[GOAL OF THE EXERCISE] You are to retype all of the data exactly as it appears.

[LISTED ENTRIES]
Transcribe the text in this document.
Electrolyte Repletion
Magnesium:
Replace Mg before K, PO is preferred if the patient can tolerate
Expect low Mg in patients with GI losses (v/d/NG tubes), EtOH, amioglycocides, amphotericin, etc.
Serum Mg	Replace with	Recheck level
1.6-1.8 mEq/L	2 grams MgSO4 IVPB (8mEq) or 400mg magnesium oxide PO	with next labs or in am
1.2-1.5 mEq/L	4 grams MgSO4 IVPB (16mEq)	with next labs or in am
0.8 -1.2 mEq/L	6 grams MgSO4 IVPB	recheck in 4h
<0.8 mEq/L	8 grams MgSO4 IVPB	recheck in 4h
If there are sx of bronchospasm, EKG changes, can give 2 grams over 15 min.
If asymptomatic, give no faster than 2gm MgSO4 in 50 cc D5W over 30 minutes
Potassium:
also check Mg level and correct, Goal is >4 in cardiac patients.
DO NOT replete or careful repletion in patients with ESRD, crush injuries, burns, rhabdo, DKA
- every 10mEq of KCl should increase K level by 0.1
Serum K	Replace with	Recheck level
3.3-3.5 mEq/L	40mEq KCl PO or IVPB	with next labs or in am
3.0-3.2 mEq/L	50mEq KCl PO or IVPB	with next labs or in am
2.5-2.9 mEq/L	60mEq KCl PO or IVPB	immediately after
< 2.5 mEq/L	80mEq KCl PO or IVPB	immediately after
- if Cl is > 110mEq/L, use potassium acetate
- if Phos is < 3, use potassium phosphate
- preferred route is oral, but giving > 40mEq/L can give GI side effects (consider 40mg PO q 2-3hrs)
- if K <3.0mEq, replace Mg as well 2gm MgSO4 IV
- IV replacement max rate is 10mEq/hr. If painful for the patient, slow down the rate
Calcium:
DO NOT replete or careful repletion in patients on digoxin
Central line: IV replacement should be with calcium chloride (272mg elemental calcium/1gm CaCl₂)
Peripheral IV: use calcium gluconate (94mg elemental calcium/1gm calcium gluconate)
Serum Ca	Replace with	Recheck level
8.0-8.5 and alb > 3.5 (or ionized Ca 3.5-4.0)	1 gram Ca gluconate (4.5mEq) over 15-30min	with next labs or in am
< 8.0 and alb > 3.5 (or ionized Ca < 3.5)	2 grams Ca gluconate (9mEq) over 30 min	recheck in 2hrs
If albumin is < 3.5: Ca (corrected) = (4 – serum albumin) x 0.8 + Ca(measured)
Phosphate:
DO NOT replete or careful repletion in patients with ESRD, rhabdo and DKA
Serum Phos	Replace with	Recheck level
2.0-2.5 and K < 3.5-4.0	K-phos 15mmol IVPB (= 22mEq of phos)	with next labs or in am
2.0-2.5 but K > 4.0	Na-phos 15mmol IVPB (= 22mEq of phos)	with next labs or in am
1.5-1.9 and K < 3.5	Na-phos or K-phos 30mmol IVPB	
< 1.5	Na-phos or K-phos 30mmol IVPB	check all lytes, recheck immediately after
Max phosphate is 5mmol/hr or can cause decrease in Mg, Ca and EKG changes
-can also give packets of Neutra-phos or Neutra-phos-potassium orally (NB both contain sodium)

[RESULT OF THE TASK]
Transcribe the text in this document.
Electrolyte Repletion
Magnesium:
Replace Mg before K, PO is preferred if the patient can tolerate
Expect low Mg in patients with GI losses (v/d/NG tubes), EtOH, amioglycocides, amphotericin, etc.
Serum Mg	Replace with	Recheck level
1.6-1.8 mEq/L	2 grams MgSO4 IVPB (8mEq) or 400mg magnesium oxide PO	with next labs or in am
1.2-1.5 mEq/L	4 grams MgSO4 IVPB (16mEq)	with next labs or in am
0.8 -1.2 mEq/L	6 grams MgSO4 IVPB	recheck in 4h
<0.8 mEq/L	8 grams MgSO4 IVPB	recheck in 4h
If there are sx of bronchospasm, EKG changes, can give 2 grams over 15 min.
If asymptomatic, give no faster than 2gm MgSO4 in 50 cc D5W over 30 minutes
Potassium:
also check Mg level and correct, Goal is >4 in cardiac patients.
DO NOT replete or careful repletion in patients with ESRD, crush injuries, burns, rhabdo, DKA
- every 10mEq of KCl should increase K level by 0.1
Serum K	Replace with	Recheck level
3.3-3.5 mEq/L	40mEq KCl PO or IVPB	with next labs or in am
3.0-3.2 mEq/L	50mEq KCl PO or IVPB	with next labs or in am
2.5-2.9 mEq/L	60mEq KCl PO or IVPB	immediately after
< 2.5 mEq/L	80mEq KCl PO or IVPB	immediately after
- if Cl is > 110mEq/L, use potassium acetate
- if Phos is < 3, use potassium phosphate
- preferred route is oral, but giving > 40mEq/L can give GI side effects (consider 40mg PO q 2-3hrs)
- if K <3.0mEq, replace Mg as well 2gm MgSO4 IV
- IV replacement max rate is 10mEq/hr. If painful for the patient, slow down the rate
Calcium:
DO NOT replete or careful repletion in patients on digoxin
Central line: IV replacement should be with calcium chloride (272mg elemental calcium/1gm CaCl₂)
Peripheral IV: use calcium gluconate (94mg elemental calcium/1gm calcium gluconate)
Serum Ca	Replace with	Recheck level
8.0-8.5 and alb > 3.5 (or ionized Ca 3.5-4.0)	1 gram Ca gluconate (4.5mEq) over 15-30min	with next labs or in am
< 8.0 and alb > 3.5 (or ionized Ca < 3.5)	2 grams Ca gluconate (9mEq) over 30 min	recheck in 2hrs
If albumin is < 3.5: Ca (corrected) = (4 – serum albumin) x 0.8 + Ca(measured)
Phosphate:
DO NOT replete or careful repletion in patients with ESRD, rhabdo and DKA
Serum Phos	Replace with	Recheck level
2.0-2.5 and K < 3.5-4.0	K-phos 15mmol IVPB (= 22mEq of phos)	with next labs or in am
2.0-2.5 but K > 4.0	Na-phos 15mmol IVPB (= 22mEq of phos)	with next labs or in am
1.5-1.9 and K < 3.5	Na-phos or K-phos 30mmol IVPB	
< 1.5	Na-phos or K-phos 30mmol IVPB	check all lytes, recheck immediately after
Max phosphate is 5mmol/hr or can cause decrease in Mg, Ca and EKG changes
-can also give packets of Neutra-phos or Neutra-phos-potassium orally (NB both contain sodium)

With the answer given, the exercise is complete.